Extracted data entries
──────────────────────────────

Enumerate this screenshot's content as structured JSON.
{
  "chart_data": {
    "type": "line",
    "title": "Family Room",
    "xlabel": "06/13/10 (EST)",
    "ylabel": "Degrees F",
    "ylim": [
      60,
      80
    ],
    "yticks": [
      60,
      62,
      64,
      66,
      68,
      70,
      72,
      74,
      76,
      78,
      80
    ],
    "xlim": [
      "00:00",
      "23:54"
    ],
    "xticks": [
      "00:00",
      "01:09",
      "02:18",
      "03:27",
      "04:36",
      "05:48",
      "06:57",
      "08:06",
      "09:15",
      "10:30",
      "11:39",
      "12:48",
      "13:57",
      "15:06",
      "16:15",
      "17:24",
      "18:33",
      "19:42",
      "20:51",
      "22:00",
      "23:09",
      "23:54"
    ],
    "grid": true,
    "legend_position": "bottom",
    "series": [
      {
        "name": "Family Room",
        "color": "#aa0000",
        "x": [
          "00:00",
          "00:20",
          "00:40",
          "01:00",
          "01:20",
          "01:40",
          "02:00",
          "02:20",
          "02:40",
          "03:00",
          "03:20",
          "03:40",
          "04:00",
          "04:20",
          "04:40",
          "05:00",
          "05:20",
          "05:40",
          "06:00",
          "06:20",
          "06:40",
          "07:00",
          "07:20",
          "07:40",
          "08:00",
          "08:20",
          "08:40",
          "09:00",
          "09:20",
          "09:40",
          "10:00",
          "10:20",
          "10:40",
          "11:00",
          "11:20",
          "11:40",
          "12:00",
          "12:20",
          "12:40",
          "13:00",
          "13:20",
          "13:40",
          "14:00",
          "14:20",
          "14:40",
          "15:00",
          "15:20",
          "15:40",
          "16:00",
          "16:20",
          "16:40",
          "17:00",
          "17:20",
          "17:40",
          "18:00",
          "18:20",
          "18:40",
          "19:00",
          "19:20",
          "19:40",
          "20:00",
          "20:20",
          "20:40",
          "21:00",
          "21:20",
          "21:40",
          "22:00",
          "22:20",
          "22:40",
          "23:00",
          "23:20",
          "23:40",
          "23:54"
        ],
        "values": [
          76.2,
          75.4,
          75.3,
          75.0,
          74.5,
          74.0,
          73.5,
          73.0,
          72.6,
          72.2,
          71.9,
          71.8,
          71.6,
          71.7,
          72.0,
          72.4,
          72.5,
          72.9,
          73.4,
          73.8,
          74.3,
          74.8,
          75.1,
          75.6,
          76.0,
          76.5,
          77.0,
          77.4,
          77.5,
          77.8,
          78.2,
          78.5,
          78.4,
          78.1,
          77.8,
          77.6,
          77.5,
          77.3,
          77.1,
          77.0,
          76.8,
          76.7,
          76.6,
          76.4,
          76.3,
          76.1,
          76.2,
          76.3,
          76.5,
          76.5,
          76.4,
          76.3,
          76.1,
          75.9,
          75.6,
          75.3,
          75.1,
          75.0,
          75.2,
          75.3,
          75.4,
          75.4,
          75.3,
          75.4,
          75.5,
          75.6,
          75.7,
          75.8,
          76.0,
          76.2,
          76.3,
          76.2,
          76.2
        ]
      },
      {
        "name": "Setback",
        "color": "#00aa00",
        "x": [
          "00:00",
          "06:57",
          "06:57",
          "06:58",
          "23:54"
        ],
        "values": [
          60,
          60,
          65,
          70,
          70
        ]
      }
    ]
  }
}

──────────────────────────────

> **Given request**: Repeat the data in its entirety, character for character.

> **Solution**:
Enumerate this screenshot's content as structured JSON.
{
  "chart_data": {
    "type": "line",
    "title": "Family Room",
    "xlabel": "06/13/10 (EST)",
    "ylabel": "Degrees F",
    "ylim": [
      60,
      80
    ],
    "yticks": [
      60,
      62,
      64,
      66,
      68,
      70,
      72,
      74,
      76,
      78,
      80
    ],
    "xlim": [
      "00:00",
      "23:54"
    ],
    "xticks": [
      "00:00",
      "01:09",
      "02:18",
      "03:27",
      "04:36",
      "05:48",
      "06:57",
      "08:06",
      "09:15",
      "10:30",
      "11:39",
      "12:48",
      "13:57",
      "15:06",
      "16:15",
      "17:24",
      "18:33",
      "19:42",
      "20:51",
      "22:00",
      "23:09",
      "23:54"
    ],
    "grid": true,
    "legend_position": "bottom",
    "series": [
      {
        "name": "Family Room",
        "color": "#aa0000",
        "x": [
          "00:00",
          "00:20",
          "00:40",
          "01:00",
          "01:20",
          "01:40",
          "02:00",
          "02:20",
          "02:40",
          "03:00",
          "03:20",
          "03:40",
          "04:00",
          "04:20",
          "04:40",
          "05:00",
          "05:20",
          "05:40",
          "06:00",
          "06:20",
          "06:40",
          "07:00",
          "07:20",
          "07:40",
          "08:00",
          "08:20",
          "08:40",
          "09:00",
          "09:20",
          "09:40",
          "10:00",
          "10:20",
          "10:40",
          "11:00",
          "11:20",
          "11:40",
          "12:00",
          "12:20",
          "12:40",
          "13:00",
          "13:20",
          "13:40",
          "14:00",
          "14:20",
          "14:40",
          "15:00",
          "15:20",
          "15:40",
          "16:00",
          "16:20",
          "16:40",
          "17:00",
          "17:20",
          "17:40",
          "18:00",
          "18:20",
          "18:40",
          "19:00",
          "19:20",
          "19:40",
          "20:00",
          "20:20",
          "20:40",
          "21:00",
          "21:20",
          "21:40",
          "22:00",
          "22:20",
          "22:40",
          "23:00",
          "23:20",
          "23:40",
          "23:54"
        ],
        "values": [
          76.2,
          75.4,
          75.3,
          75.0,
          74.5,
          74.0,
          73.5,
          73.0,
          72.6,
          72.2,
          71.9,
          71.8,
          71.6,
          71.7,
          72.0,
          72.4,
          72.5,
          72.9,
          73.4,
          73.8,
          74.3,
          74.8,
          75.1,
          75.6,
          76.0,
          76.5,
          77.0,
          77.4,
          77.5,
          77.8,
          78.2,
          78.5,
          78.4,
          78.1,
          77.8,
          77.6,
          77.5,
          77.3,
          77.1,
          77.0,
          76.8,
          76.7,
          76.6,
          76.4,
          76.3,
          76.1,
          76.2,
          76.3,
          76.5,
          76.5,
          76.4,
          76.3,
          76.1,
          75.9,
          75.6,
          75.3,
          75.1,
          75.0,
          75.2,
          75.3,
          75.4,
          75.4,
          75.3,
          75.4,
          75.5,
          75.6,
          75.7,
          75.8,
          76.0,
          76.2,
          76.3,
          76.2,
          76.2
        ]
      },
      {
        "name": "Setback",
        "color": "#00aa00",
        "x": [
          "00:00",
          "06:57",
          "06:57",
          "06:58",
          "23:54"
        ],
        "values": [
          60,
          60,
          65,
          70,
          70
        ]
      }
    ]
  }
}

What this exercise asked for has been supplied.